## YOUR OBJECTIVE
Give the count of lines that include the string "Lake". Add nothing to it.

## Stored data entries

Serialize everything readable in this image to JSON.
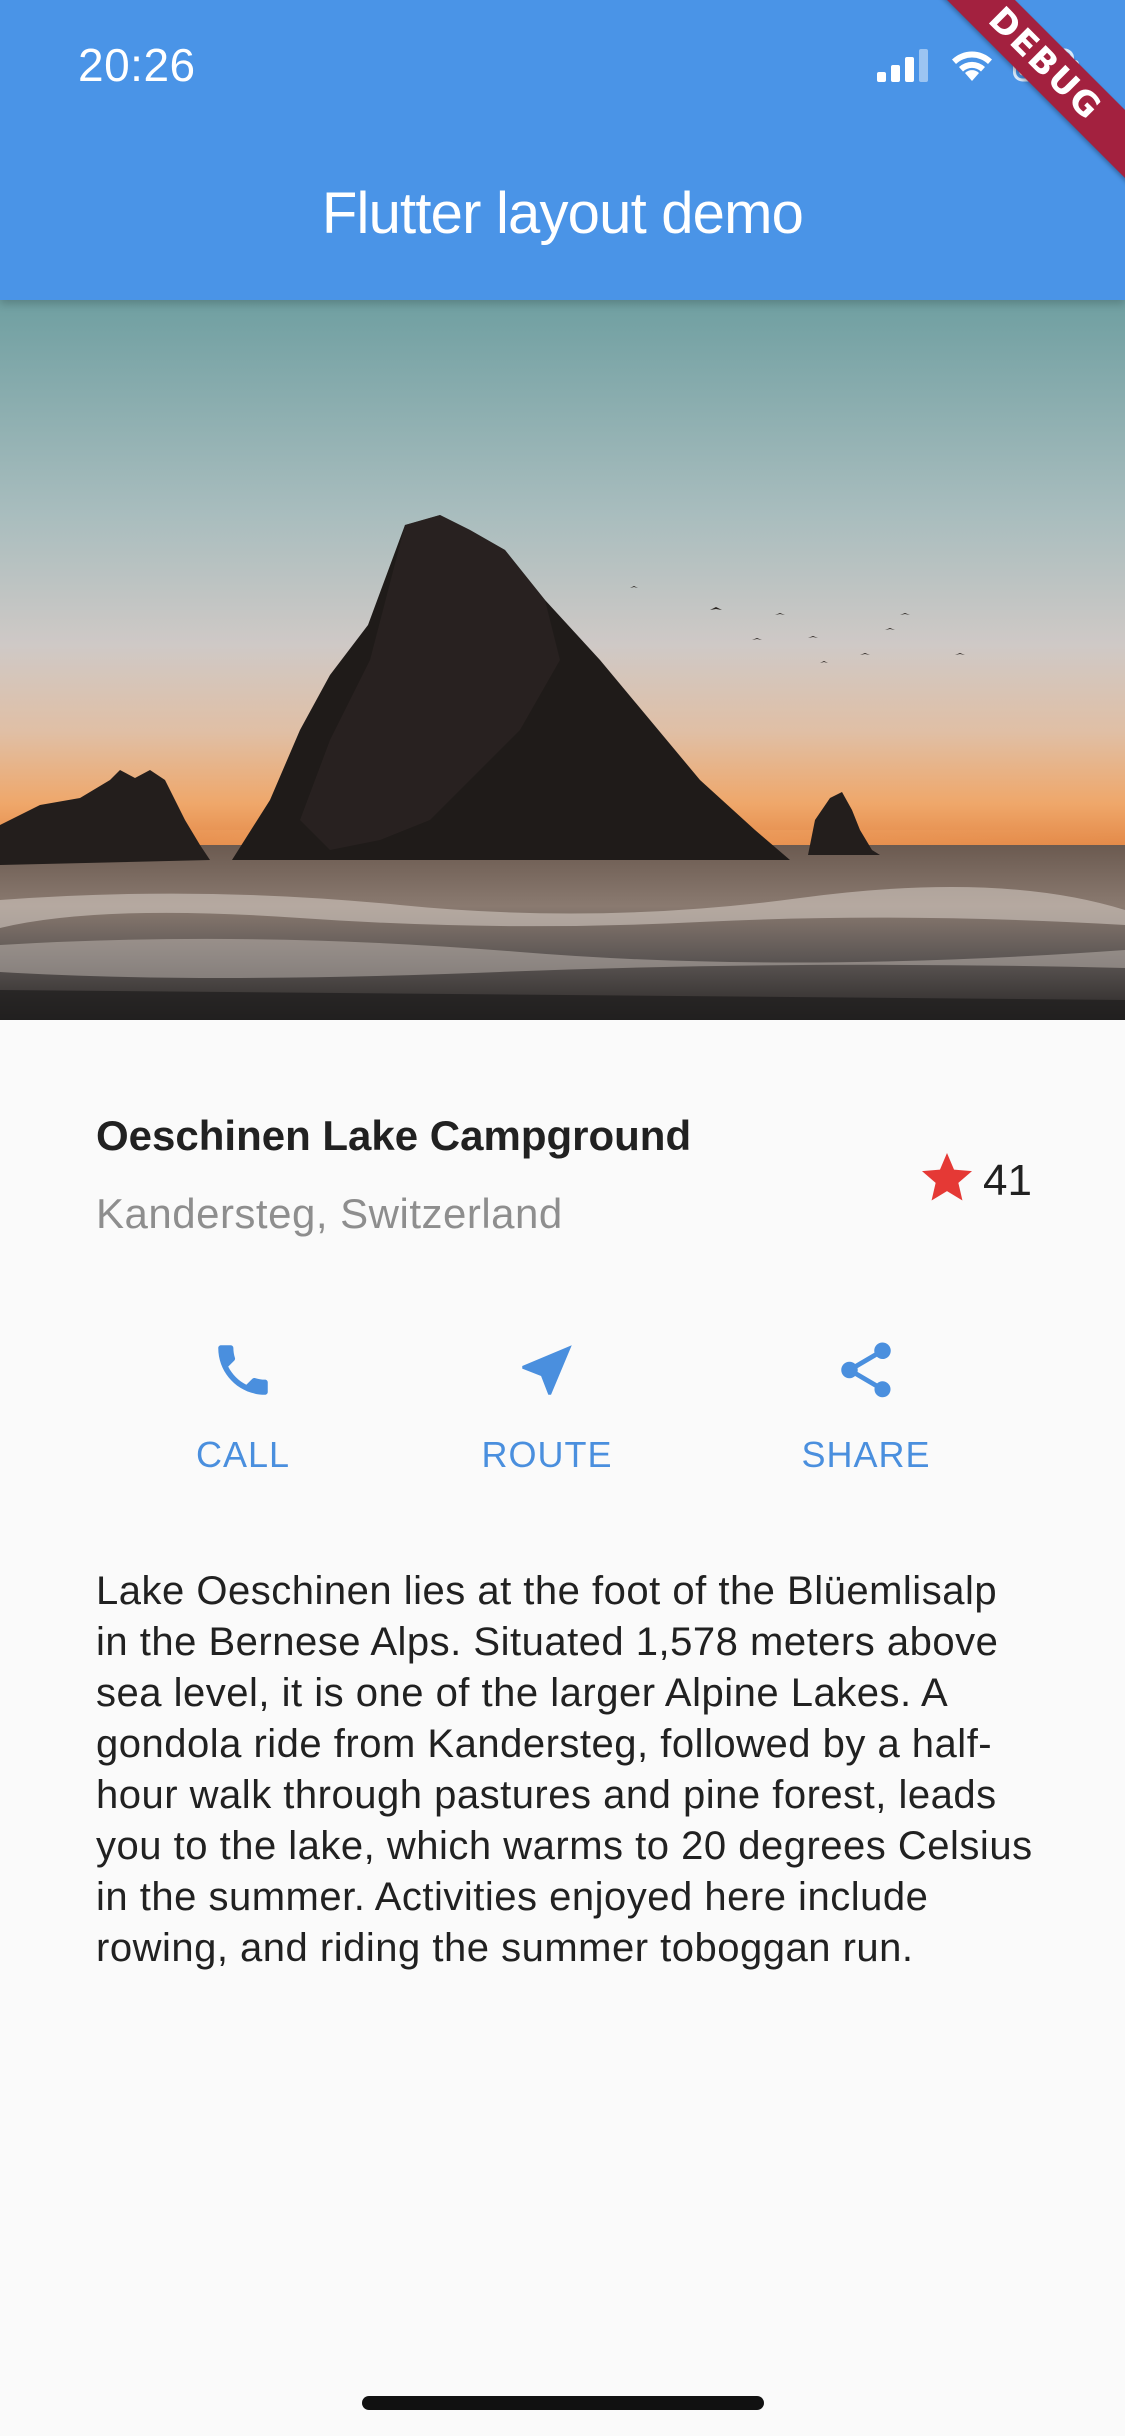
{
  "status_bar": {
    "time": "20:26",
    "icons": [
      "signal-icon",
      "wifi-icon",
      "battery-icon"
    ]
  },
  "debug_banner": "DEBUG",
  "app_bar": {
    "title": "Flutter layout demo",
    "color": "#4a94e7"
  },
  "hero_image": {
    "subject": "rock-formation-sunset-beach-photo"
  },
  "title_section": {
    "name": "Oeschinen Lake Campground",
    "location": "Kandersteg, Switzerland",
    "rating": {
      "icon": "star-icon",
      "count": "41",
      "color": "#e53935"
    }
  },
  "button_section": {
    "accent": "#4a8fde",
    "buttons": [
      {
        "label": "CALL",
        "icon": "phone-icon"
      },
      {
        "label": "ROUTE",
        "icon": "navigation-arrow-icon"
      },
      {
        "label": "SHARE",
        "icon": "share-icon"
      }
    ]
  },
  "description": "Lake Oeschinen lies at the foot of the Blüemlisalp in the Bernese Alps. Situated 1,578 meters above sea level, it is one of the larger Alpine Lakes. A gondola ride from Kandersteg, followed by a half-hour walk through pastures and pine forest, leads you to the lake, which warms to 20 degrees Celsius in the summer. Activities enjoyed here include rowing, and riding the summer toboggan run."
}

## RESPONSE
2